#### Challenge
Copy the items below word for word, from the line containing "legend-item: expected rates" through the line containing "y-tick-label: 1.5 — [47, 283, 68, 300]", including both of those lines.

#### The input
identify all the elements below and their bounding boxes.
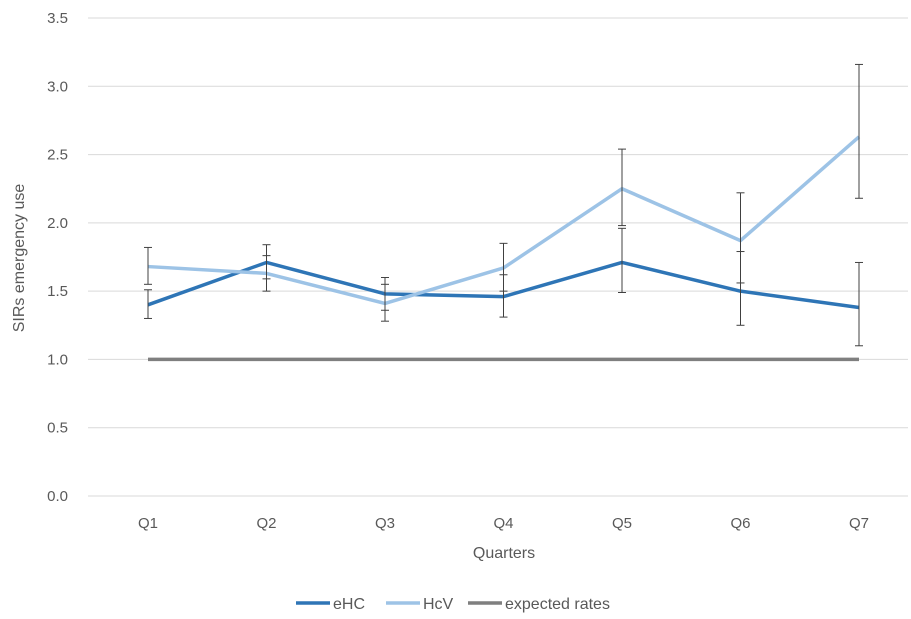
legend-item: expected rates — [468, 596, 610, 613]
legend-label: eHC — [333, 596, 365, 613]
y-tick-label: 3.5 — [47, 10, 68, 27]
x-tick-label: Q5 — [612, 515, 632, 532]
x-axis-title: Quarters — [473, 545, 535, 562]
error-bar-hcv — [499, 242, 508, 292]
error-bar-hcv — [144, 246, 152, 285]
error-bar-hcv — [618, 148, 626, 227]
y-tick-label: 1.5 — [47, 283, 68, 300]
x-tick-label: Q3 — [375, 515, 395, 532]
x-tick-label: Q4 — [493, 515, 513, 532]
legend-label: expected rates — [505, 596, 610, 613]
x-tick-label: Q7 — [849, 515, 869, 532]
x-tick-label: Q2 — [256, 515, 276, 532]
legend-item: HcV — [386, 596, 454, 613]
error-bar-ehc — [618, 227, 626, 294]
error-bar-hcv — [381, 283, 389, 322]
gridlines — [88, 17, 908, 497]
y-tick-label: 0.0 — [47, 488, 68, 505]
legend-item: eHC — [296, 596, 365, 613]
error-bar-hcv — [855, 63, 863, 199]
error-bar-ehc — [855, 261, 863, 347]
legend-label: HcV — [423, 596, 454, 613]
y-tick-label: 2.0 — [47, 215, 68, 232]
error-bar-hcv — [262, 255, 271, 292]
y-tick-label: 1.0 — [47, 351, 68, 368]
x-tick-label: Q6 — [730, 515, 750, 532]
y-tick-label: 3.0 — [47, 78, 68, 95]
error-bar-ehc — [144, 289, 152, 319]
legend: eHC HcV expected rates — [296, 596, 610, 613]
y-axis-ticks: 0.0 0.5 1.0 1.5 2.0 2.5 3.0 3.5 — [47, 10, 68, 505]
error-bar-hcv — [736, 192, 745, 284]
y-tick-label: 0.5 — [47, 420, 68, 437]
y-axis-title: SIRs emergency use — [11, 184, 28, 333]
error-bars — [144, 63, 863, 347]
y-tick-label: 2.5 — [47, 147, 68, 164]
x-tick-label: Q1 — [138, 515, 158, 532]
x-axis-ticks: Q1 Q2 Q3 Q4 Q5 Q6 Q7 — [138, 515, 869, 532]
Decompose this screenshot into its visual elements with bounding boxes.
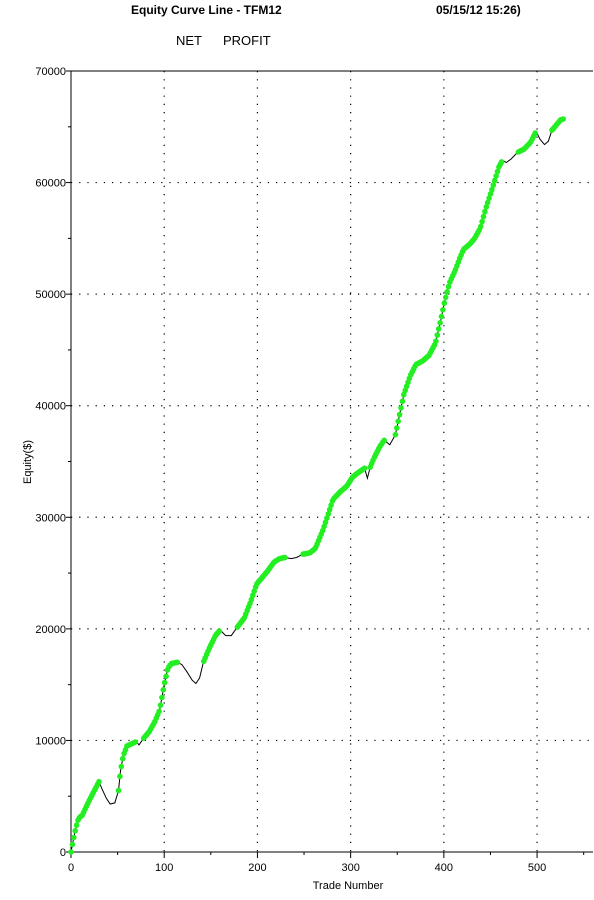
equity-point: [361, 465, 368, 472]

#### Full answer
legend-item: expected rates — [468, 596, 610, 613]
legend-label: eHC — [333, 596, 365, 613]
y-tick-label: 3.5 — [47, 10, 68, 27]
x-tick-label: Q5 — [612, 515, 632, 532]
x-axis-title: Quarters — [473, 545, 535, 562]
error-bar-hcv — [499, 242, 508, 292]
error-bar-hcv — [144, 246, 152, 285]
error-bar-hcv — [618, 148, 626, 227]
y-tick-label: 1.5 — [47, 283, 68, 300]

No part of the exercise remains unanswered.